→ **EXERCISE INSTRUCTIONS**:
Write out every line of the material exactly as it appears.

Stored data
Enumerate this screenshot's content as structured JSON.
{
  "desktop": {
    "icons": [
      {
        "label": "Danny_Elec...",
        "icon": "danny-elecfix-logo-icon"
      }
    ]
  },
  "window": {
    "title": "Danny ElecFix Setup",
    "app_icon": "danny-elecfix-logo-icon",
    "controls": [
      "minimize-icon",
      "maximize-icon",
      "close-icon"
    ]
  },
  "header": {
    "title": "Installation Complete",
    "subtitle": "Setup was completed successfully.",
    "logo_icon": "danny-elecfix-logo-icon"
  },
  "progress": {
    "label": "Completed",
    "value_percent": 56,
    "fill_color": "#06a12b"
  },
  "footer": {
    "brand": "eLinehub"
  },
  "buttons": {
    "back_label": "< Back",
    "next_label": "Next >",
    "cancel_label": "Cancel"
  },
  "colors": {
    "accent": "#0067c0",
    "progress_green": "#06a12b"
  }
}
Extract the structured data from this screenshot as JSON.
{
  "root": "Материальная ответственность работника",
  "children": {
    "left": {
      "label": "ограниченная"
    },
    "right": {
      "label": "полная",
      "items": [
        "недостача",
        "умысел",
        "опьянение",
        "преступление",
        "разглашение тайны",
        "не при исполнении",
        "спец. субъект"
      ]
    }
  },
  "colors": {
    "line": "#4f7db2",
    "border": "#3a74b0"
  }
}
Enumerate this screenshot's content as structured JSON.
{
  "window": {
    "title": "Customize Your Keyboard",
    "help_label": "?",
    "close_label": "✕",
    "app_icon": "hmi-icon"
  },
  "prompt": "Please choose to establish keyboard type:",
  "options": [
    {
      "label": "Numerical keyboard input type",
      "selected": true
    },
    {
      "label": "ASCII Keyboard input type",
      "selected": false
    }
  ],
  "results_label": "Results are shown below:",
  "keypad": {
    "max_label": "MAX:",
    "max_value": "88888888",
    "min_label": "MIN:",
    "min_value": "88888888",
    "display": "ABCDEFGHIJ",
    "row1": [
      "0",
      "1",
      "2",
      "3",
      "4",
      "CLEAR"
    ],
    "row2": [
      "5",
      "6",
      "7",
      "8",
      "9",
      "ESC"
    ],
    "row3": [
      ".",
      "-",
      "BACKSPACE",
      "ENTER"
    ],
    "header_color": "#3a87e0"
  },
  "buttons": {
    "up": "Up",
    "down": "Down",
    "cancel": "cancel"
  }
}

→ **RESULT FOR THIS TASK**:
Enumerate this screenshot's content as structured JSON.
{
  "desktop": {
    "icons": [
      {
        "label": "Danny_Elec...",
        "icon": "danny-elecfix-logo-icon"
      }
    ]
  },
  "window": {
    "title": "Danny ElecFix Setup",
    "app_icon": "danny-elecfix-logo-icon",
    "controls": [
      "minimize-icon",
      "maximize-icon",
      "close-icon"
    ]
  },
  "header": {
    "title": "Installation Complete",
    "subtitle": "Setup was completed successfully.",
    "logo_icon": "danny-elecfix-logo-icon"
  },
  "progress": {
    "label": "Completed",
    "value_percent": 56,
    "fill_color": "#06a12b"
  },
  "footer": {
    "brand": "eLinehub"
  },
  "buttons": {
    "back_label": "< Back",
    "next_label": "Next >",
    "cancel_label": "Cancel"
  },
  "colors": {
    "accent": "#0067c0",
    "progress_green": "#06a12b"
  }
}
Extract the structured data from this screenshot as JSON.
{
  "root": "Материальная ответственность работника",
  "children": {
    "left": {
      "label": "ограниченная"
    },
    "right": {
      "label": "полная",
      "items": [
        "недостача",
        "умысел",
        "опьянение",
        "преступление",
        "разглашение тайны",
        "не при исполнении",
        "спец. субъект"
      ]
    }
  },
  "colors": {
    "line": "#4f7db2",
    "border": "#3a74b0"
  }
}
Enumerate this screenshot's content as structured JSON.
{
  "window": {
    "title": "Customize Your Keyboard",
    "help_label": "?",
    "close_label": "✕",
    "app_icon": "hmi-icon"
  },
  "prompt": "Please choose to establish keyboard type:",
  "options": [
    {
      "label": "Numerical keyboard input type",
      "selected": true
    },
    {
      "label": "ASCII Keyboard input type",
      "selected": false
    }
  ],
  "results_label": "Results are shown below:",
  "keypad": {
    "max_label": "MAX:",
    "max_value": "88888888",
    "min_label": "MIN:",
    "min_value": "88888888",
    "display": "ABCDEFGHIJ",
    "row1": [
      "0",
      "1",
      "2",
      "3",
      "4",
      "CLEAR"
    ],
    "row2": [
      "5",
      "6",
      "7",
      "8",
      "9",
      "ESC"
    ],
    "row3": [
      ".",
      "-",
      "BACKSPACE",
      "ENTER"
    ],
    "header_color": "#3a87e0"
  },
  "buttons": {
    "up": "Up",
    "down": "Down",
    "cancel": "cancel"
  }
}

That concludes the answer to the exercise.